Stored data
+---+

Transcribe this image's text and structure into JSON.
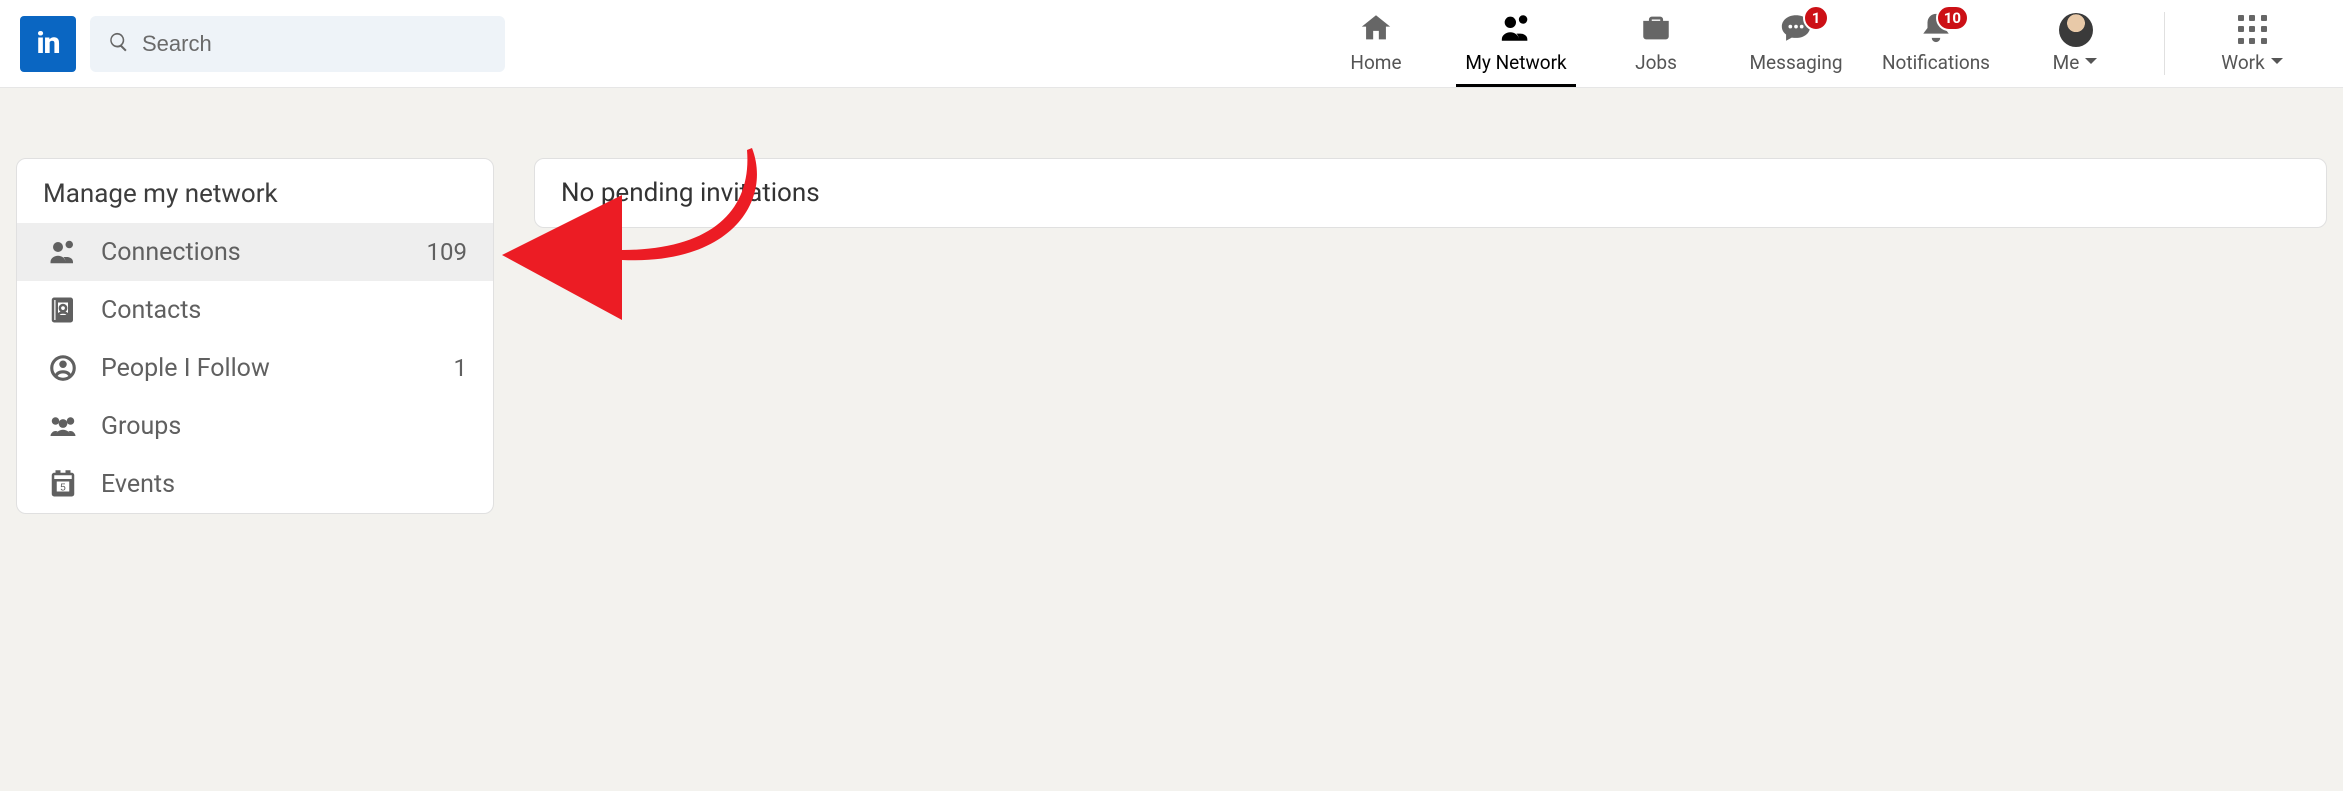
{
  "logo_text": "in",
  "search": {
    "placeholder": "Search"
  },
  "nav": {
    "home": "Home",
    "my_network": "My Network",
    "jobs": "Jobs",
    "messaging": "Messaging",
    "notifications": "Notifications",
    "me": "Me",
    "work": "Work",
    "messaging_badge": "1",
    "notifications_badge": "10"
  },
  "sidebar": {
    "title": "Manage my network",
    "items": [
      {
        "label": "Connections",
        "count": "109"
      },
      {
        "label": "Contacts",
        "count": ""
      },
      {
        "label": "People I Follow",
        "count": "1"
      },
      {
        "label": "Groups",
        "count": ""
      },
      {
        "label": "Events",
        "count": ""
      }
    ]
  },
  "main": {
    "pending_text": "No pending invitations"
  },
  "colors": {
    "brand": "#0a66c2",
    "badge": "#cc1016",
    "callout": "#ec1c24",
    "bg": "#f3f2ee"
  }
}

+---+

▶ _GOAL OF THE EXERCISE_: Make an exact copy of every entry above, minus the images.

▶ _OUTPUT OF THE EXERCISE_:
Transcribe this image's text and structure into JSON.
{
  "logo_text": "in",
  "search": {
    "placeholder": "Search"
  },
  "nav": {
    "home": "Home",
    "my_network": "My Network",
    "jobs": "Jobs",
    "messaging": "Messaging",
    "notifications": "Notifications",
    "me": "Me",
    "work": "Work",
    "messaging_badge": "1",
    "notifications_badge": "10"
  },
  "sidebar": {
    "title": "Manage my network",
    "items": [
      {
        "label": "Connections",
        "count": "109"
      },
      {
        "label": "Contacts",
        "count": ""
      },
      {
        "label": "People I Follow",
        "count": "1"
      },
      {
        "label": "Groups",
        "count": ""
      },
      {
        "label": "Events",
        "count": ""
      }
    ]
  },
  "main": {
    "pending_text": "No pending invitations"
  },
  "colors": {
    "brand": "#0a66c2",
    "badge": "#cc1016",
    "callout": "#ec1c24",
    "bg": "#f3f2ee"
  }
}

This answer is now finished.